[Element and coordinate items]
▼

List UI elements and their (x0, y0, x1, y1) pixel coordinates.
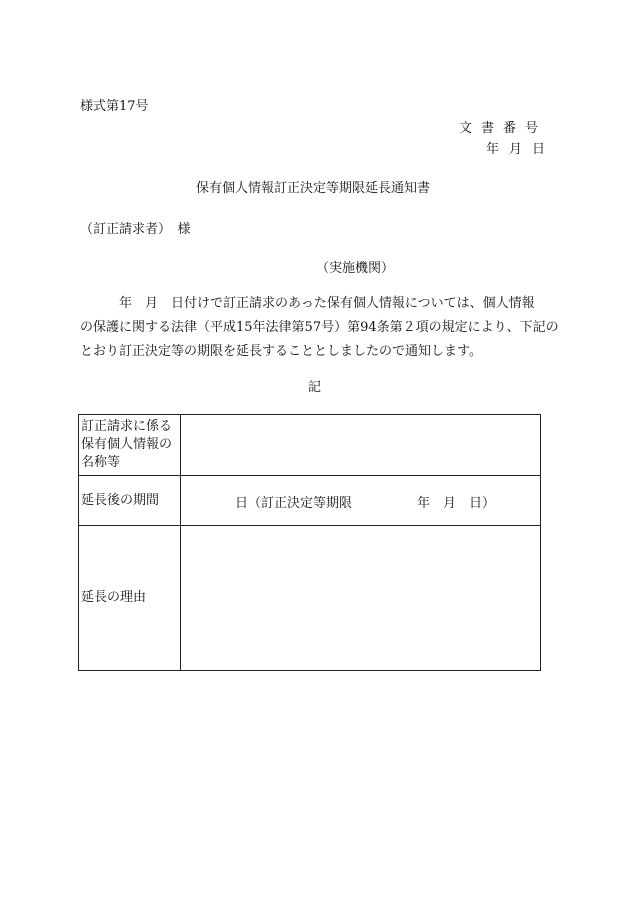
target-info-label-line-1: 訂正請求に係る (81, 419, 173, 434)
form-number: 様式第17号 (80, 99, 149, 114)
target-info-label-cell (79, 415, 181, 476)
extension-reason-value-cell (181, 526, 541, 671)
extension-reason-label: 延長の理由 (79, 526, 181, 671)
table-row (79, 476, 541, 526)
target-info-value-cell (181, 415, 541, 476)
body-line-1: 年 月 日付けで訂正請求のあった保有個人情報については、個人情報 (119, 296, 535, 311)
body-line-2: の保護に関する法律（平成15年法律第57号）第94条第２項の規定により、下記の (80, 320, 559, 335)
document-title: 保有個人情報訂正決定等期限延長通知書 (196, 181, 431, 196)
body-line-3: とおり訂正決定等の期限を延長することとしましたので通知します。 (80, 344, 482, 359)
extended-period-value: 日（訂正決定等期限 年 月 日） (235, 496, 496, 511)
extended-period-value-cell (181, 476, 541, 526)
target-info-label-line-2: 保有個人情報の (81, 437, 173, 452)
details-table (78, 414, 541, 671)
table-row (79, 526, 541, 671)
notice-body (80, 292, 559, 364)
table-row (79, 415, 541, 476)
issuing-agency: （実施機関） (316, 261, 395, 276)
ki-heading: 記 (308, 380, 322, 395)
document-number-label: 文書番号 (459, 121, 548, 136)
extended-period-label: 延長後の期間 (79, 476, 181, 526)
recipient-line: （訂正請求者） 様 (80, 222, 191, 237)
document-date-label: 年月日 (486, 142, 556, 157)
target-info-label-line-3: 名称等 (81, 455, 121, 470)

▲

- [Exercise directions]:
Reproduce the item lines verbatim, beginning with the line that contains "target-info-label-line-1: 訂正請求に係る (81, 419, 173, 434)" and continuing through the line that contains "body-line-3: とおり訂正決定等の期限を延長することとしましたので通知します。 (80, 344, 482, 359)", both included.

- [Expected answer]:
target-info-label-line-1: 訂正請求に係る (81, 419, 173, 434)
form-number: 様式第17号 (80, 99, 149, 114)
target-info-label-cell (79, 415, 181, 476)
extension-reason-value-cell (181, 526, 541, 671)
extension-reason-label: 延長の理由 (79, 526, 181, 671)
table-row (79, 476, 541, 526)
target-info-value-cell (181, 415, 541, 476)
body-line-1: 年 月 日付けで訂正請求のあった保有個人情報については、個人情報 (119, 296, 535, 311)
body-line-2: の保護に関する法律（平成15年法律第57号）第94条第２項の規定により、下記の (80, 320, 559, 335)
document-title: 保有個人情報訂正決定等期限延長通知書 (196, 181, 431, 196)
body-line-3: とおり訂正決定等の期限を延長することとしましたので通知します。 (80, 344, 482, 359)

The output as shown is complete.